>> begin
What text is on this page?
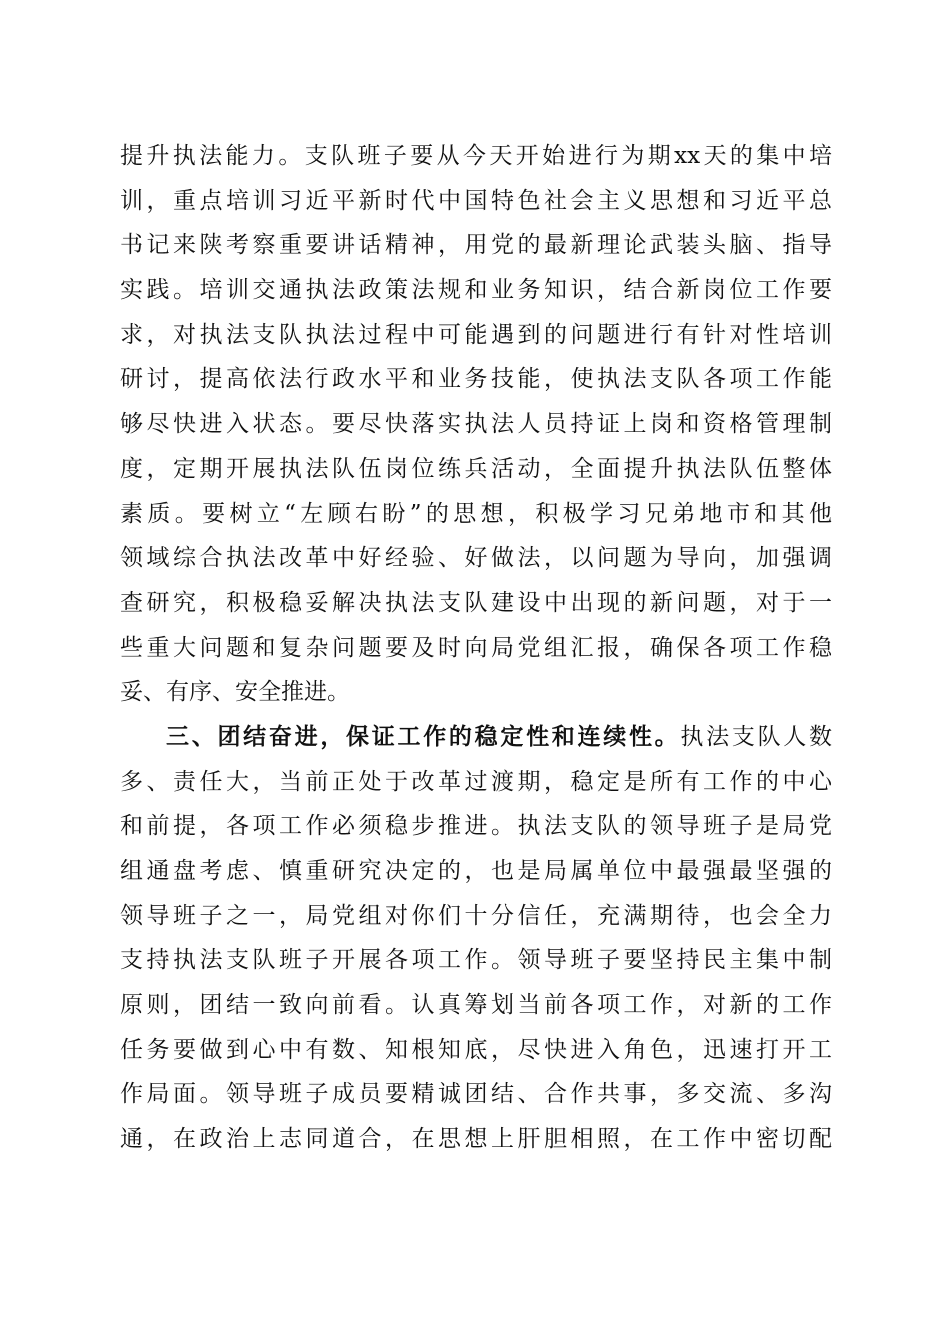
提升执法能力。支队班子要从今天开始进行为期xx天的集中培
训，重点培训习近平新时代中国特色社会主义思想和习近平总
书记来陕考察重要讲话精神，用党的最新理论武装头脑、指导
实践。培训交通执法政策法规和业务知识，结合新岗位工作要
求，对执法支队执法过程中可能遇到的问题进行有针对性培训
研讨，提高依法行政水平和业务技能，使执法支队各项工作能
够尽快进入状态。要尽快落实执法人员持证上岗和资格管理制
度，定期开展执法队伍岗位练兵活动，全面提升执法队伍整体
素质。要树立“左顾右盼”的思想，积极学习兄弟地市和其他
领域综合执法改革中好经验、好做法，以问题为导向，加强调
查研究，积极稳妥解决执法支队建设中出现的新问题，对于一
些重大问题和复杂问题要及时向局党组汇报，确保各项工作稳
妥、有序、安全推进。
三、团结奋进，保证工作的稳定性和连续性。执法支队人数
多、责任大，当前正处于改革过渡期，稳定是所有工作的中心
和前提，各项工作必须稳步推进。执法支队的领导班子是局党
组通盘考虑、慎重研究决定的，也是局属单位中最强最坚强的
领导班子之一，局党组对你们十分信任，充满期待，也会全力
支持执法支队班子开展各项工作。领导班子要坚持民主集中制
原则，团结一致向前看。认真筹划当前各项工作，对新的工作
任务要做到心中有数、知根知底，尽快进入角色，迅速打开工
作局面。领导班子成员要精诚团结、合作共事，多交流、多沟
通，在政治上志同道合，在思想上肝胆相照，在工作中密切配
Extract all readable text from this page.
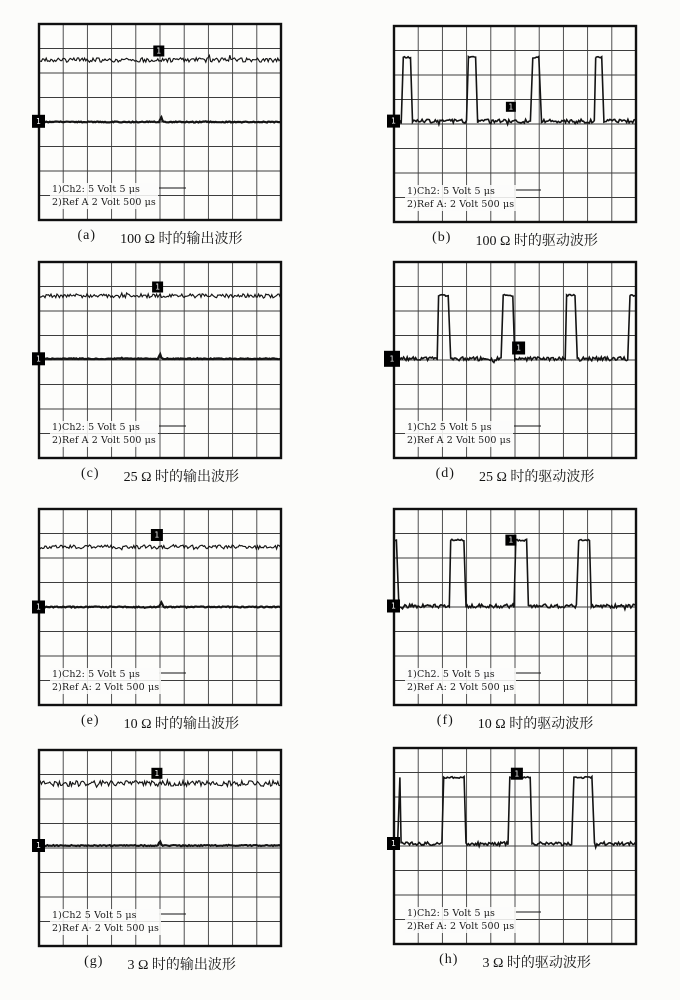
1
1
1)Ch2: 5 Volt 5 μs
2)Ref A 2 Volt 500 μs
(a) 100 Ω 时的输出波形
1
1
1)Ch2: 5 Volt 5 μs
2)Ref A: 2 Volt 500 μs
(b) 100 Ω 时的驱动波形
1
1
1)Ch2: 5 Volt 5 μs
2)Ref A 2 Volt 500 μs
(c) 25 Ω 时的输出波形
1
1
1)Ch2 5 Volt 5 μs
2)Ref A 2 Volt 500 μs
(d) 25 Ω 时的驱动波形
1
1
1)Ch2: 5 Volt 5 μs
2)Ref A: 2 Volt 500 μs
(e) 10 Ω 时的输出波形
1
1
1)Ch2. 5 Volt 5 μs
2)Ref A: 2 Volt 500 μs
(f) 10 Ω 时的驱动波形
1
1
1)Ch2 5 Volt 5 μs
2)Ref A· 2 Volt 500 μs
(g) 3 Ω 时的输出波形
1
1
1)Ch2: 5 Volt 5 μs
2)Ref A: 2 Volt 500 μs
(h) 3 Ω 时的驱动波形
>> end
**EXERCISE AIM**
Go through the listing above and write it out again exactly, dropping the pictures.

**EXERCISE SOLUTION**
What text is on this page?
提升执法能力。支队班子要从今天开始进行为期xx天的集中培
训，重点培训习近平新时代中国特色社会主义思想和习近平总
书记来陕考察重要讲话精神，用党的最新理论武装头脑、指导
实践。培训交通执法政策法规和业务知识，结合新岗位工作要
求，对执法支队执法过程中可能遇到的问题进行有针对性培训
研讨，提高依法行政水平和业务技能，使执法支队各项工作能
够尽快进入状态。要尽快落实执法人员持证上岗和资格管理制
度，定期开展执法队伍岗位练兵活动，全面提升执法队伍整体
素质。要树立“左顾右盼”的思想，积极学习兄弟地市和其他
领域综合执法改革中好经验、好做法，以问题为导向，加强调
查研究，积极稳妥解决执法支队建设中出现的新问题，对于一
些重大问题和复杂问题要及时向局党组汇报，确保各项工作稳
妥、有序、安全推进。
三、团结奋进，保证工作的稳定性和连续性。执法支队人数
多、责任大，当前正处于改革过渡期，稳定是所有工作的中心
和前提，各项工作必须稳步推进。执法支队的领导班子是局党
组通盘考虑、慎重研究决定的，也是局属单位中最强最坚强的
领导班子之一，局党组对你们十分信任，充满期待，也会全力
支持执法支队班子开展各项工作。领导班子要坚持民主集中制
原则，团结一致向前看。认真筹划当前各项工作，对新的工作
任务要做到心中有数、知根知底，尽快进入角色，迅速打开工
作局面。领导班子成员要精诚团结、合作共事，多交流、多沟
通，在政治上志同道合，在思想上肝胆相照，在工作中密切配
Extract all readable text from this page.
1
1
1)Ch2: 5 Volt 5 μs
2)Ref A 2 Volt 500 μs
(a) 100 Ω 时的输出波形
1
1
1)Ch2: 5 Volt 5 μs
2)Ref A: 2 Volt 500 μs
(b) 100 Ω 时的驱动波形
1
1
1)Ch2: 5 Volt 5 μs
2)Ref A 2 Volt 500 μs
(c) 25 Ω 时的输出波形
1
1
1)Ch2 5 Volt 5 μs
2)Ref A 2 Volt 500 μs
(d) 25 Ω 时的驱动波形
1
1
1)Ch2: 5 Volt 5 μs
2)Ref A: 2 Volt 500 μs
(e) 10 Ω 时的输出波形
1
1
1)Ch2. 5 Volt 5 μs
2)Ref A: 2 Volt 500 μs
(f) 10 Ω 时的驱动波形
1
1
1)Ch2 5 Volt 5 μs
2)Ref A· 2 Volt 500 μs
(g) 3 Ω 时的输出波形
1
1
1)Ch2: 5 Volt 5 μs
2)Ref A: 2 Volt 500 μs
(h) 3 Ω 时的驱动波形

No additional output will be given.